EXERCISE DETAILS | Pull out every line with the word "accent".

>> Begin EXCERPTED DATA

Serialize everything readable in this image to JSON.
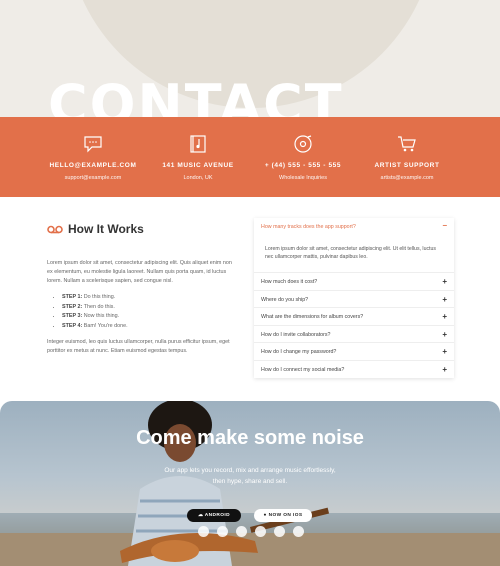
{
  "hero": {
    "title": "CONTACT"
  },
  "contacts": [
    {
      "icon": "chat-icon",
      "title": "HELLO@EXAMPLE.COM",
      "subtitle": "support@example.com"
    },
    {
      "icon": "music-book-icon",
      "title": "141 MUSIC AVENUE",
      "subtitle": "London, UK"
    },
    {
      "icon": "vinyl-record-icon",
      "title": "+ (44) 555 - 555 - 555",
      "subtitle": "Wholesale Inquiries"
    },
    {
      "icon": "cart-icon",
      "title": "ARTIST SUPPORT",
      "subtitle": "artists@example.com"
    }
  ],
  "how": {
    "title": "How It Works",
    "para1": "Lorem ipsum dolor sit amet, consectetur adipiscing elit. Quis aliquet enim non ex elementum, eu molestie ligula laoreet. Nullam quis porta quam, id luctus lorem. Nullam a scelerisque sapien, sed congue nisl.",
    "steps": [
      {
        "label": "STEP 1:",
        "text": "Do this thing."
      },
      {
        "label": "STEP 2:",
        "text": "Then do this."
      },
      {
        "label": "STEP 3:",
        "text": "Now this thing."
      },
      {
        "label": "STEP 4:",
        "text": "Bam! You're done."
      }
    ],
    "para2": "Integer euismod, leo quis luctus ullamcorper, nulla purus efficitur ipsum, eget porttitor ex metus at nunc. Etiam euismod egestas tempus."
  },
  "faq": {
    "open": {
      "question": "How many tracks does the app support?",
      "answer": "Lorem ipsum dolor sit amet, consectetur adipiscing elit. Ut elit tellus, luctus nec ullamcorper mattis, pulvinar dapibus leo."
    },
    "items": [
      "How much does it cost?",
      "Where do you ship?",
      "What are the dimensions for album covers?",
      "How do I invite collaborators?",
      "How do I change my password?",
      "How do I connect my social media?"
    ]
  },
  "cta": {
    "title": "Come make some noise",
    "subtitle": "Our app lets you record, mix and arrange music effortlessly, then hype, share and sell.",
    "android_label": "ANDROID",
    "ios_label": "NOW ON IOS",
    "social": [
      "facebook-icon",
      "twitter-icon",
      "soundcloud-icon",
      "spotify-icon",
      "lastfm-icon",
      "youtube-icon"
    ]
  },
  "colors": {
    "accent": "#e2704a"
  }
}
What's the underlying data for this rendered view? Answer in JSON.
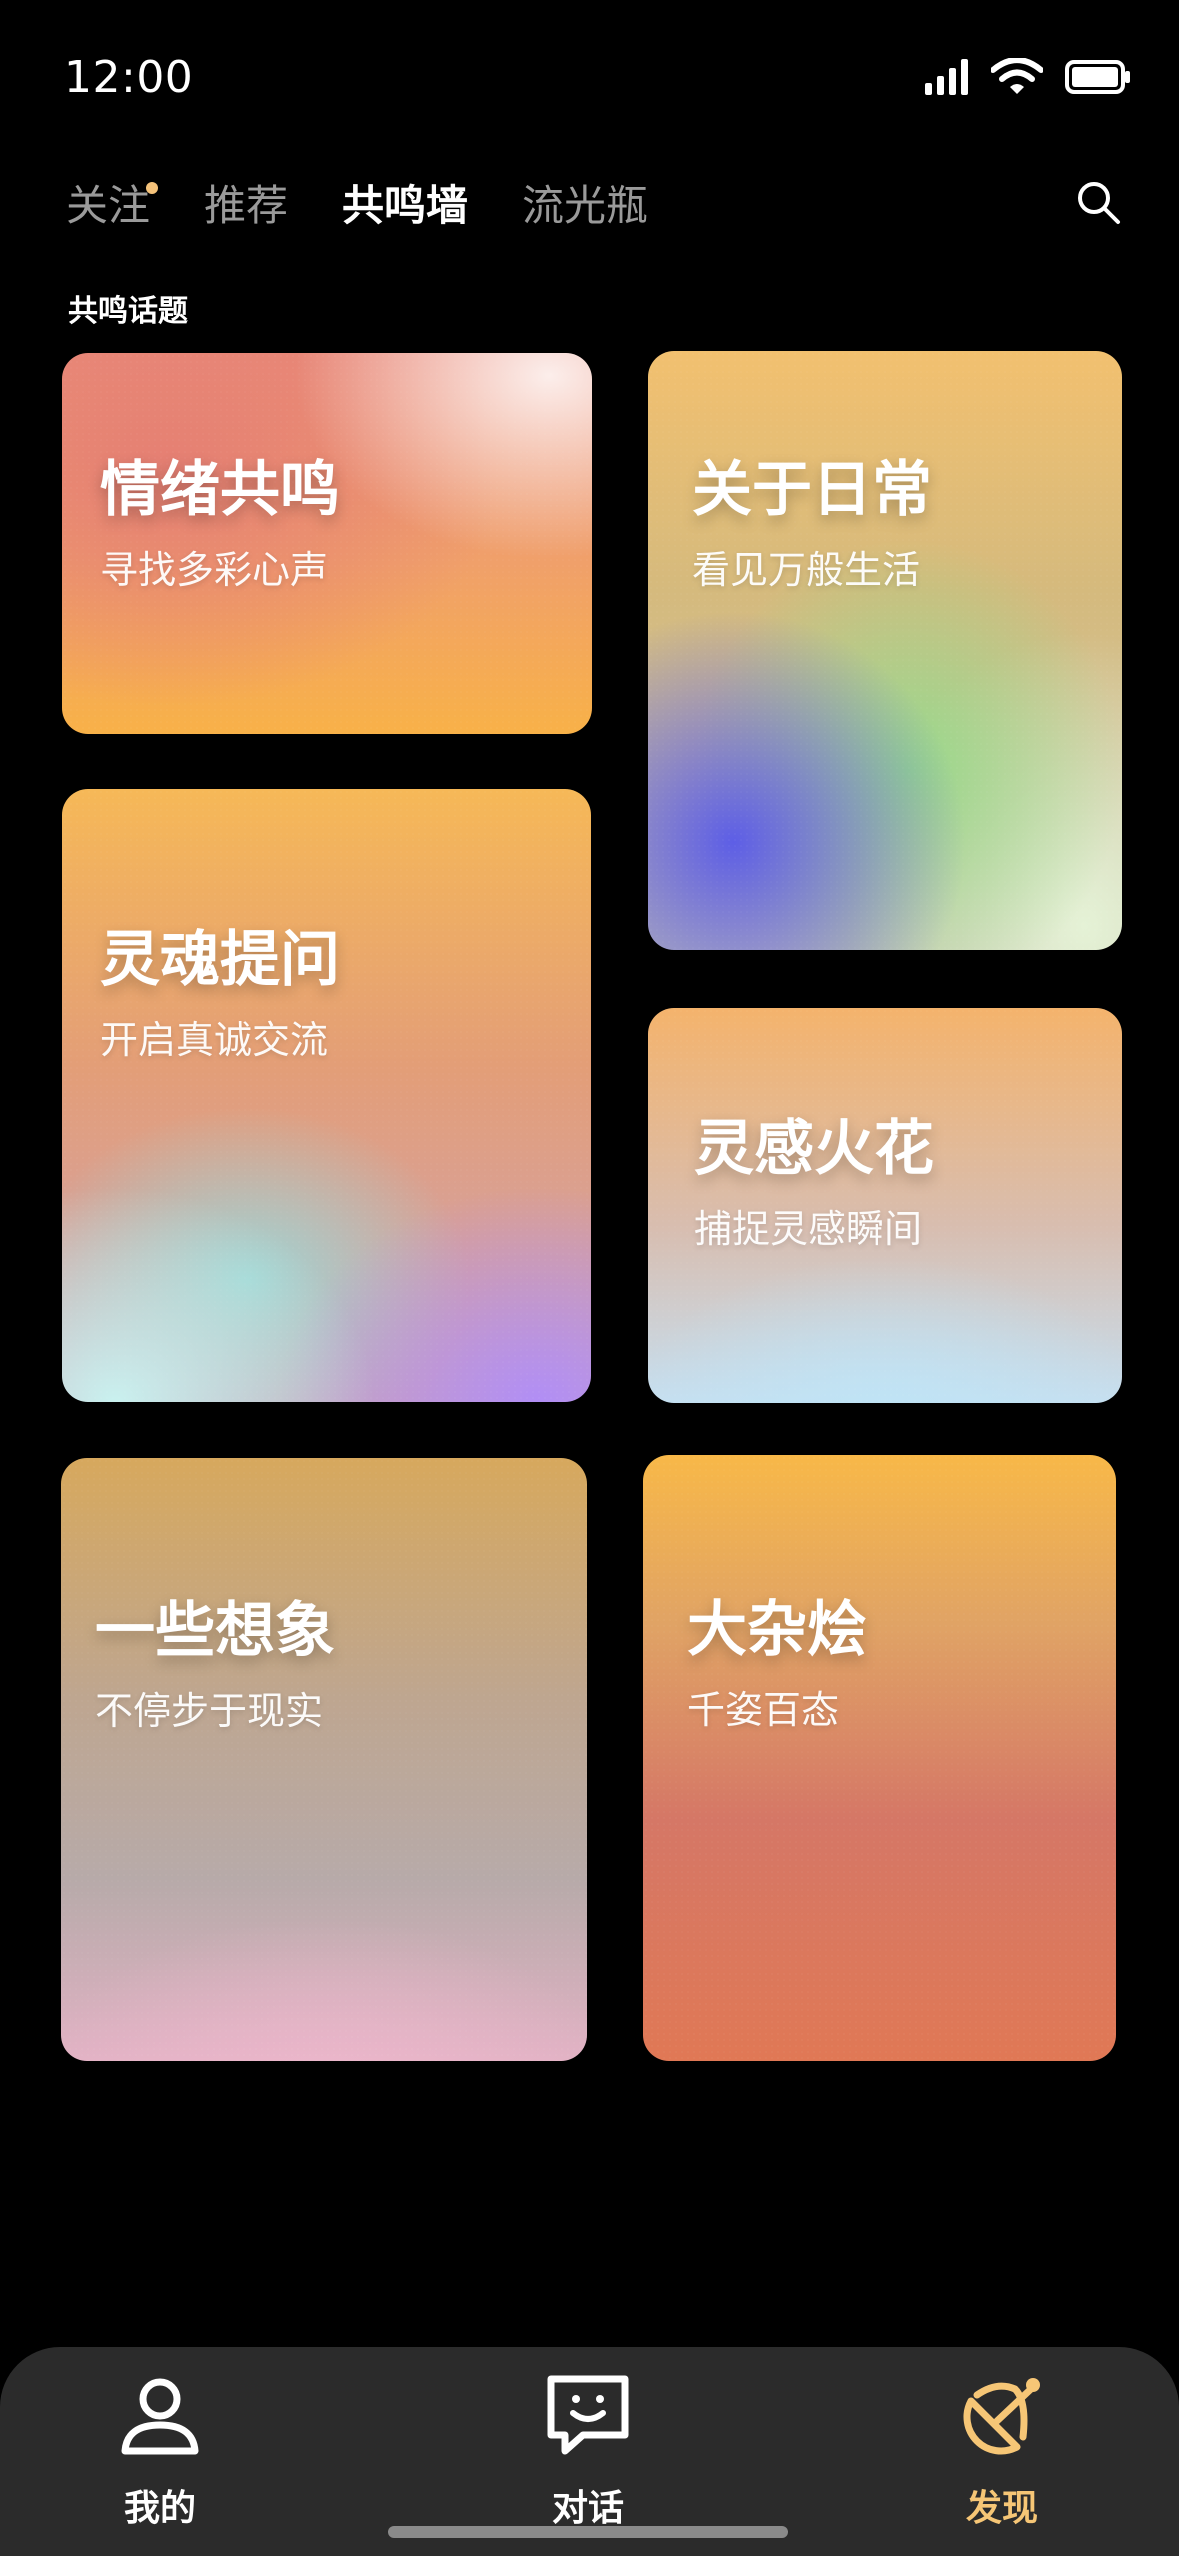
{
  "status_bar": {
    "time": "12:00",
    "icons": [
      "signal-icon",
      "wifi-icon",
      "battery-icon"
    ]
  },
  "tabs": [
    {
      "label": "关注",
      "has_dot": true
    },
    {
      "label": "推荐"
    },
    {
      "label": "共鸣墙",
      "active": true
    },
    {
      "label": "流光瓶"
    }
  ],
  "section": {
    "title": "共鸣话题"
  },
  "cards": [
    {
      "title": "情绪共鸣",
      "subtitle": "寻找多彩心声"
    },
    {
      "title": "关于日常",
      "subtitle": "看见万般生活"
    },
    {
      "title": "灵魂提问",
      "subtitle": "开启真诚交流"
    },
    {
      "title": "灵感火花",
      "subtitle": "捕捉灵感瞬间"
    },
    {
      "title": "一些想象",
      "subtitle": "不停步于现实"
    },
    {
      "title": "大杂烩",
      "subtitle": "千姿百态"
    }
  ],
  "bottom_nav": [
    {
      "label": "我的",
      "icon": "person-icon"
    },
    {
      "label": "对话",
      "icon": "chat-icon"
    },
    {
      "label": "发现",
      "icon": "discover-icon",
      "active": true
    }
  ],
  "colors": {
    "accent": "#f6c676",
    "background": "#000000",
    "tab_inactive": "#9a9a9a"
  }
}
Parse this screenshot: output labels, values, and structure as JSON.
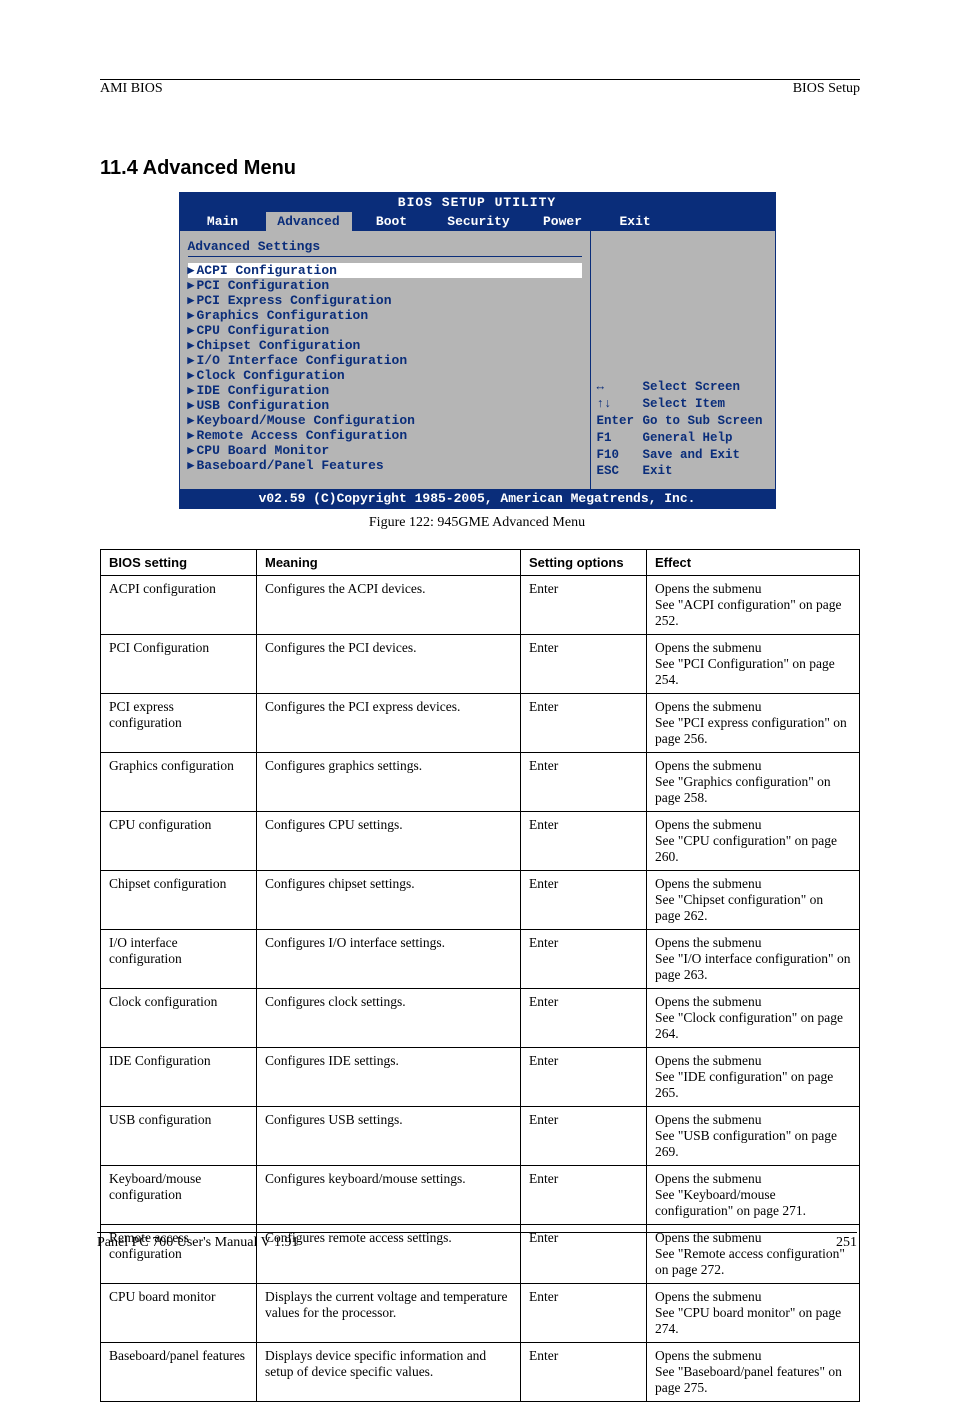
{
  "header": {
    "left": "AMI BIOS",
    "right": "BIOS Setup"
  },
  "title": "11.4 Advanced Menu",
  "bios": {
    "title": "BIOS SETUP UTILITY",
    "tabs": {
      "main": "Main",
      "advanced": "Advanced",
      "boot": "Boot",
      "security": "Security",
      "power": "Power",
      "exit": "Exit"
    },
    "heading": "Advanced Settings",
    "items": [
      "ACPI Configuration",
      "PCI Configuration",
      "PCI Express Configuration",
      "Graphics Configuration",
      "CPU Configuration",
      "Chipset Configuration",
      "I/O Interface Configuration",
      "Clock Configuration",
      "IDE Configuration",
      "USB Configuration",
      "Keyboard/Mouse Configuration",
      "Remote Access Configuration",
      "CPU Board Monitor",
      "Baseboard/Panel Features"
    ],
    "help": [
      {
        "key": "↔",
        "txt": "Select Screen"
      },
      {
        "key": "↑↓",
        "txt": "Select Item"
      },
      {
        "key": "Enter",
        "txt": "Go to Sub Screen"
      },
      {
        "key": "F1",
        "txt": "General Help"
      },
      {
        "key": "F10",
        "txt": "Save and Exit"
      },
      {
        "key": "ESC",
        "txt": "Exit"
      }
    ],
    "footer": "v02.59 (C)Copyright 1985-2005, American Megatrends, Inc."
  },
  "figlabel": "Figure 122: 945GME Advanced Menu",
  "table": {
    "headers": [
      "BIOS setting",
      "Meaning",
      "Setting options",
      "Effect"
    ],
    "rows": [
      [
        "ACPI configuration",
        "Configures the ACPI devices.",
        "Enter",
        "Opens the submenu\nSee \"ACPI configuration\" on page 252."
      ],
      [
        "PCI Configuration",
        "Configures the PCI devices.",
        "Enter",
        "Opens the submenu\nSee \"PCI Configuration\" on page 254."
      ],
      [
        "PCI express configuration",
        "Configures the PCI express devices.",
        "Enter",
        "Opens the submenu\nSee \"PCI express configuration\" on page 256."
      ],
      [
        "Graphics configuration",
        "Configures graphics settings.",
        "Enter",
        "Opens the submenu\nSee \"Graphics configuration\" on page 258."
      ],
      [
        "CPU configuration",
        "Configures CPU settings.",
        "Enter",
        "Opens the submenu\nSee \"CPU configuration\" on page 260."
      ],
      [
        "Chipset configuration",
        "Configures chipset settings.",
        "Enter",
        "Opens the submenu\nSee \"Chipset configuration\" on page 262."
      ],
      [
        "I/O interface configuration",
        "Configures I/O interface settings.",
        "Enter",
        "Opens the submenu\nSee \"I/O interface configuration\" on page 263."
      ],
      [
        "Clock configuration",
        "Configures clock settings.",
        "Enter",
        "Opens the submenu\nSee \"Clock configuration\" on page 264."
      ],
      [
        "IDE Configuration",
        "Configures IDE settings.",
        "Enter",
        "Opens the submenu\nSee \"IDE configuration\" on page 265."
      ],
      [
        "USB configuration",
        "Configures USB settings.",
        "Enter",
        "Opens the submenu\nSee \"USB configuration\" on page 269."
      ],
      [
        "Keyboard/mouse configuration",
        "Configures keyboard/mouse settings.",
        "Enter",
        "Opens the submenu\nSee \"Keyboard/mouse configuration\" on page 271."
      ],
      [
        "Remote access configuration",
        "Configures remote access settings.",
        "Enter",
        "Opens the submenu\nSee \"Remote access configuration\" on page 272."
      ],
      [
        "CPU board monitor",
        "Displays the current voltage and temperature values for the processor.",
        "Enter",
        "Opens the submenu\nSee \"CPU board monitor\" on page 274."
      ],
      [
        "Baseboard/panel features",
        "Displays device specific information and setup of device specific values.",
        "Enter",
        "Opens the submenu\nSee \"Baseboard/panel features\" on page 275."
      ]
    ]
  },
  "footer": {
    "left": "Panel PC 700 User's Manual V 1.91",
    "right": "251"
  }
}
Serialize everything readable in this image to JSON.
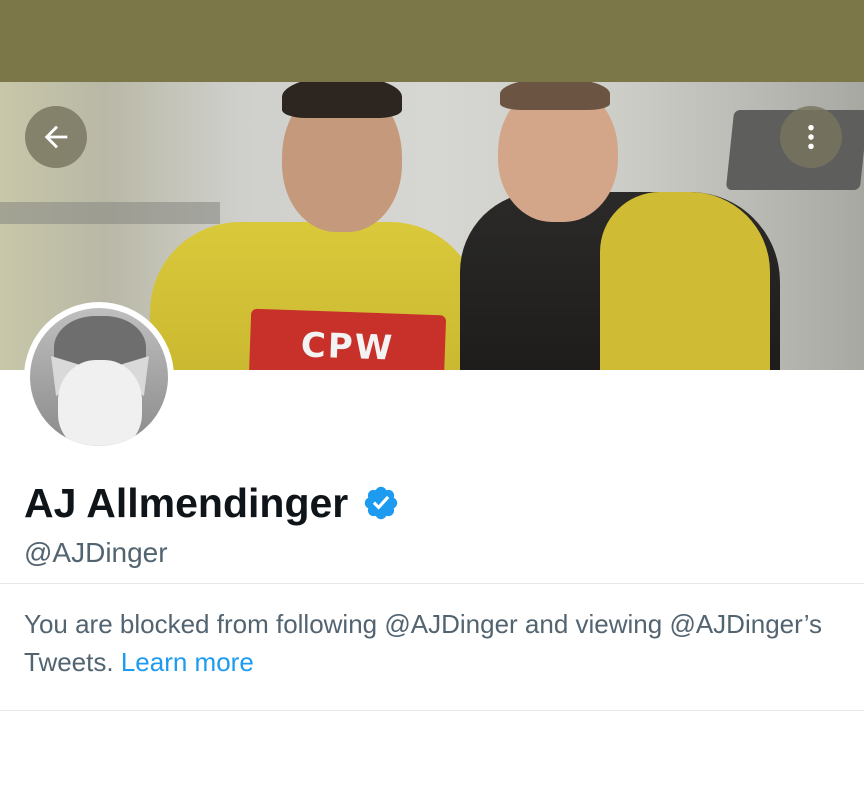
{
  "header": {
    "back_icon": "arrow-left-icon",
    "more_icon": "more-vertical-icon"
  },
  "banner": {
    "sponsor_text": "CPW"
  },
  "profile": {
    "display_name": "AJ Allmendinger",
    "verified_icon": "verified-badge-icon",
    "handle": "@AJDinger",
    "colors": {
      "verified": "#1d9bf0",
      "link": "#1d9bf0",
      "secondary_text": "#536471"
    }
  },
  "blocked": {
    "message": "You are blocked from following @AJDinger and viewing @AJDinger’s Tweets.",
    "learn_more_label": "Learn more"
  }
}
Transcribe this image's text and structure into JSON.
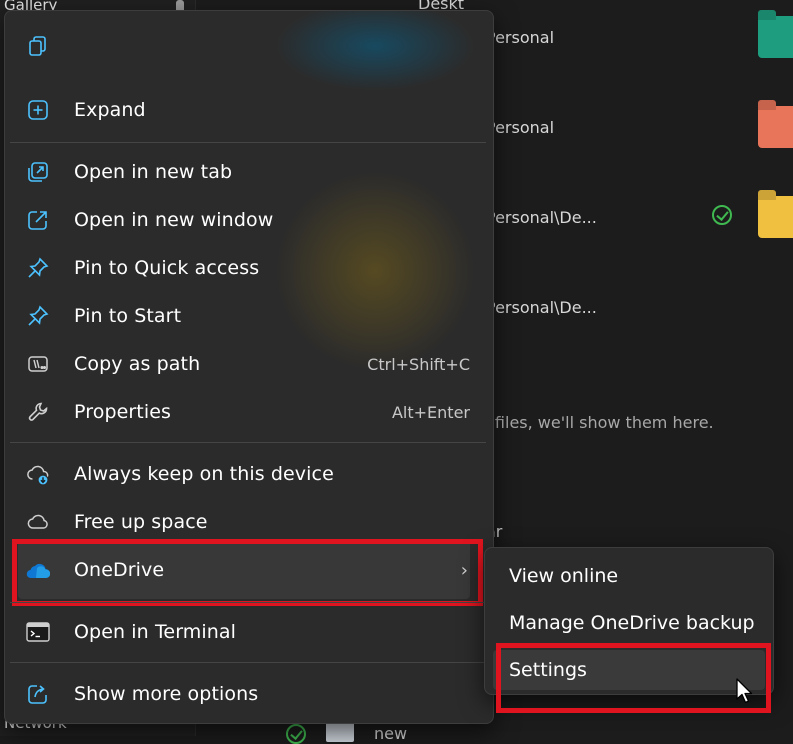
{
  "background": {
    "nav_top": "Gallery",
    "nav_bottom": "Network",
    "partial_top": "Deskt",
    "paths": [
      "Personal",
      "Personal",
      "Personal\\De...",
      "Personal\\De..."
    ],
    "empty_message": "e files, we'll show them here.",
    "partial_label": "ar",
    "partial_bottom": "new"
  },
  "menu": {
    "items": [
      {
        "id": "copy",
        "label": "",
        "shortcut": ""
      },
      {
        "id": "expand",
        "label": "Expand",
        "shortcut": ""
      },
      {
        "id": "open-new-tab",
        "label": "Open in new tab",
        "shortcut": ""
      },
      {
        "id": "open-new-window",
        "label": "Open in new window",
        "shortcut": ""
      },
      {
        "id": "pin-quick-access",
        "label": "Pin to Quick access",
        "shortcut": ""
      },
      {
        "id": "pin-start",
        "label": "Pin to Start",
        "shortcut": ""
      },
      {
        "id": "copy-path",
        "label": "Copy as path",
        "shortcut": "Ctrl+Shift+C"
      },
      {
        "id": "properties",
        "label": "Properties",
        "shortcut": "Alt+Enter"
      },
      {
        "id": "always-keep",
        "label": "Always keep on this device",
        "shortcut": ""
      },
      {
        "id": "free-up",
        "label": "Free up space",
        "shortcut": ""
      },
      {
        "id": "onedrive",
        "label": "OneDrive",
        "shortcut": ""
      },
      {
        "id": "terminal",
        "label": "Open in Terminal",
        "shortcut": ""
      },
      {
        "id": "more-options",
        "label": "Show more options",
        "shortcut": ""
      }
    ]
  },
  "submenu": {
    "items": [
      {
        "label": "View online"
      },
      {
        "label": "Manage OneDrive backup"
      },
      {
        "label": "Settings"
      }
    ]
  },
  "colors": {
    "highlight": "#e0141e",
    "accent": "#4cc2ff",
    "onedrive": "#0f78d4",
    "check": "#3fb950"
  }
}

>> End EXCERPTED DATA

RESULT BELOW |
    "accent": "#e2704a"
    "accent": "#f6c676",
    "accent": "#4cc2ff",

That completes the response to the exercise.